─── Raw records

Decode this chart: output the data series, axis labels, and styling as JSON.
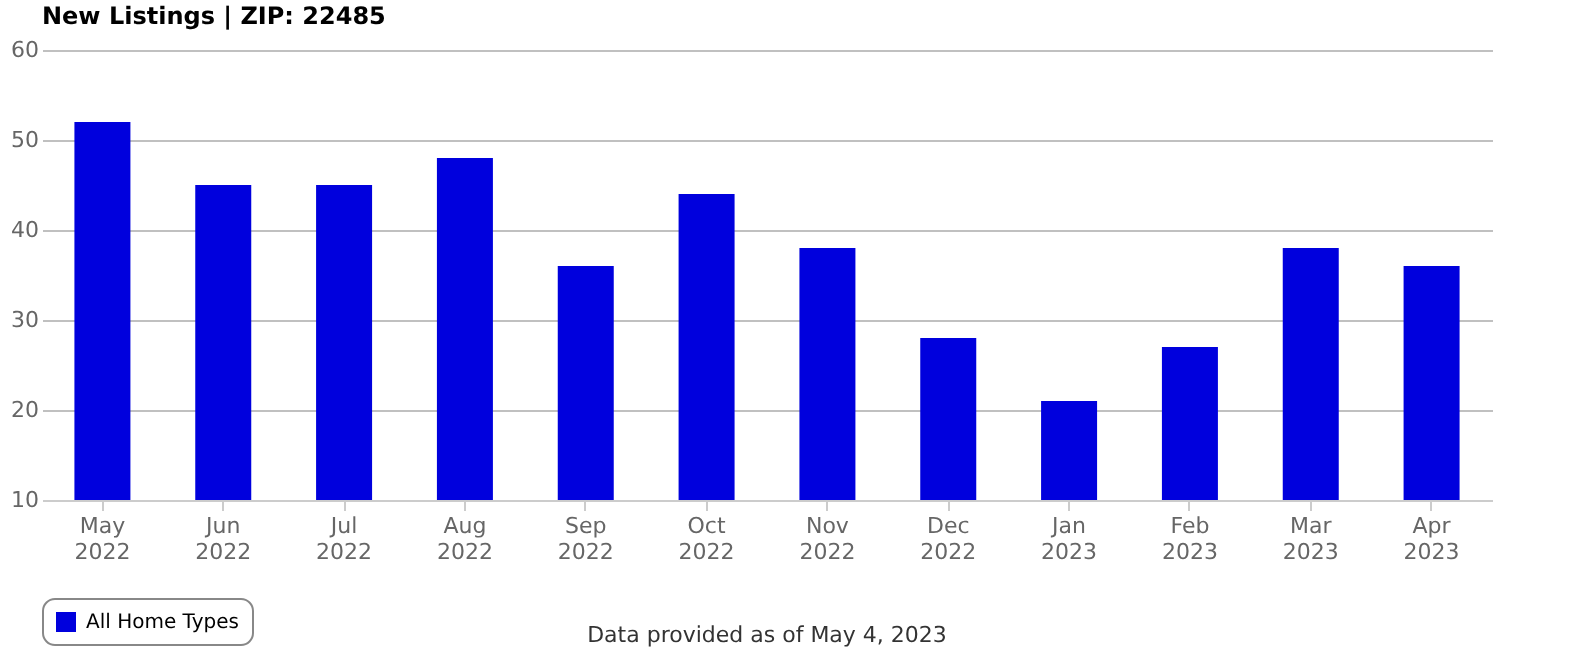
{
  "chart_data": {
    "type": "bar",
    "title": "New Listings | ZIP: 22485",
    "categories": [
      "May 2022",
      "Jun 2022",
      "Jul 2022",
      "Aug 2022",
      "Sep 2022",
      "Oct 2022",
      "Nov 2022",
      "Dec 2022",
      "Jan 2023",
      "Feb 2023",
      "Mar 2023",
      "Apr 2023"
    ],
    "series": [
      {
        "name": "All Home Types",
        "color": "#0000dd",
        "values": [
          52,
          45,
          45,
          48,
          36,
          44,
          38,
          28,
          21,
          27,
          38,
          36
        ]
      }
    ],
    "ylim": [
      10,
      60
    ],
    "yticks": [
      10,
      20,
      30,
      40,
      50,
      60
    ],
    "grid": "y",
    "legend": "bottom",
    "annotations": [
      "Data provided as of May 4, 2023"
    ]
  }
}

──────

Set exercise:
Extract all lines from the material above that include the word "series".

Final result:
Decode this chart: output the data series, axis labels, and styling as JSON.
    "series": [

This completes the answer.